From the entries below, copy every line holding the word "북한군이".

## Begin Records for this task

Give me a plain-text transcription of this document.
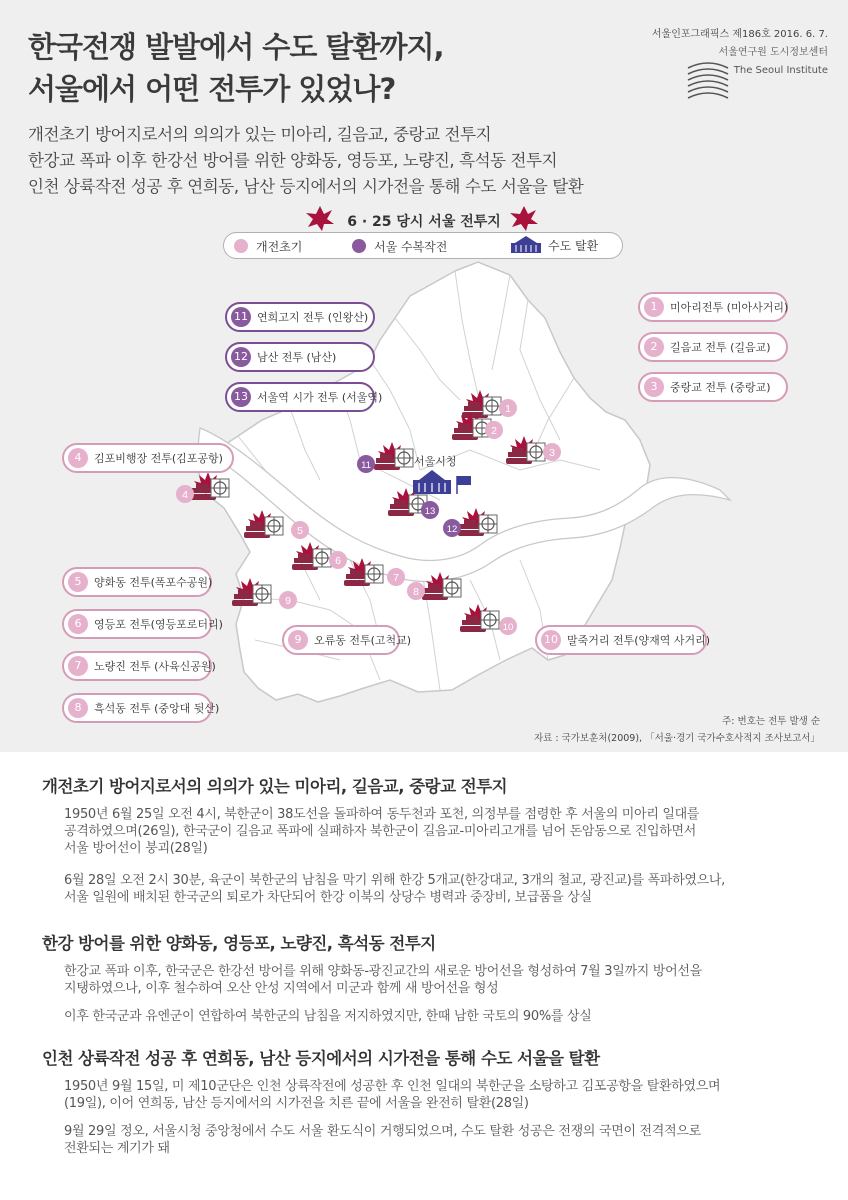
한국전쟁 발발에서 수도 탈환까지,
서울에서 어떤 전투가 있었나?
서울인포그래픽스 제186호 2016. 6. 7.
서울연구원 도시정보센터
The Seoul Institute
개전초기 방어지로서의 의의가 있는 미아리, 길음교, 중랑교 전투지
한강교 폭파 이후 한강선 방어를 위한 양화동, 영등포, 노량진, 흑석동 전투지
인천 상륙작전 성공 후 연희동, 남산 등지에서의 시가전을 통해 수도 서울을 탈환
서울시청
1
2
3
4
5
6
7
8
9
10
11
12
13
6 · 25 당시 서울 전투지
개전초기	서울 수복작전	수도 탈환
1	미아리전투 (미아사거리)
2	길음교 전투 (길음교)
3	중랑교 전투 (중랑교)
4	김포비행장 전투(김포공항)
5	양화동 전투(폭포수공원)
6	영등포 전투(영등포로터리)
7	노량진 전투 (사육신공원)
8	흑석동 전투 (중앙대 뒷산)
9	오류동 전투(고척교)	10 말죽거리 전투(양재역 사거리)
11 연희고지 전투 (인왕산)
12 남산 전투 (남산)
13 서울역 시가 전투 (서울역)
주: 번호는 전투 발생 순
자료 : 국가보훈처(2009), 「서울·경기 국가수호사적지 조사보고서」
개전초기 방어지로서의 의의가 있는 미아리, 길음교, 중랑교 전투지
1950년 6월 25일 오전 4시, 북한군이 38도선을 돌파하여 동두천과 포천, 의정부를 점령한 후 서울의 미아리 일대를
공격하였으며(26일), 한국군이 길음교 폭파에 실패하자 북한군이 길음교-미아리고개를 넘어 돈암동으로 진입하면서
서울 방어선이 붕괴(28일)
6월 28일 오전 2시 30분, 육군이 북한군의 남침을 막기 위해 한강 5개교(한강대교, 3개의 철교, 광진교)를 폭파하였으나,
서울 일원에 배치된 한국군의 퇴로가 차단되어 한강 이북의 상당수 병력과 중장비, 보급품을 상실
한강 방어를 위한 양화동, 영등포, 노량진, 흑석동 전투지
한강교 폭파 이후, 한국군은 한강선 방어를 위해 양화동-광진교간의 새로운 방어선을 형성하여 7월 3일까지 방어선을
지탱하였으나, 이후 철수하여 오산 안성 지역에서 미군과 함께 새 방어선을 형성
이후 한국군과 유엔군이 연합하여 북한군의 남침을 저지하였지만, 한때 남한 국토의 90%를 상실
인천 상륙작전 성공 후 연희동, 남산 등지에서의 시가전을 통해 수도 서울을 탈환
1950년 9월 15일, 미 제10군단은 인천 상륙작전에 성공한 후 인천 일대의 북한군을 소탕하고 김포공항을 탈환하였으며
(19일), 이어 연희동, 남산 등지에서의 시가전을 치른 끝에 서울을 완전히 탈환(28일)
9월 29일 정오, 서울시청 중앙청에서 수도 서울 환도식이 거행되었으며, 수도 탈환 성공은 전쟁의 국면이 전격적으로
전환되는 계기가 돼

## End Records for this task

**Solution below**
1950년 6월 25일 오전 4시, 북한군이 38도선을 돌파하여 동두천과 포천, 의정부를 점령한 후 서울의 미아리 일대를
공격하였으며(26일), 한국군이 길음교 폭파에 실패하자 북한군이 길음교-미아리고개를 넘어 돈암동으로 진입하면서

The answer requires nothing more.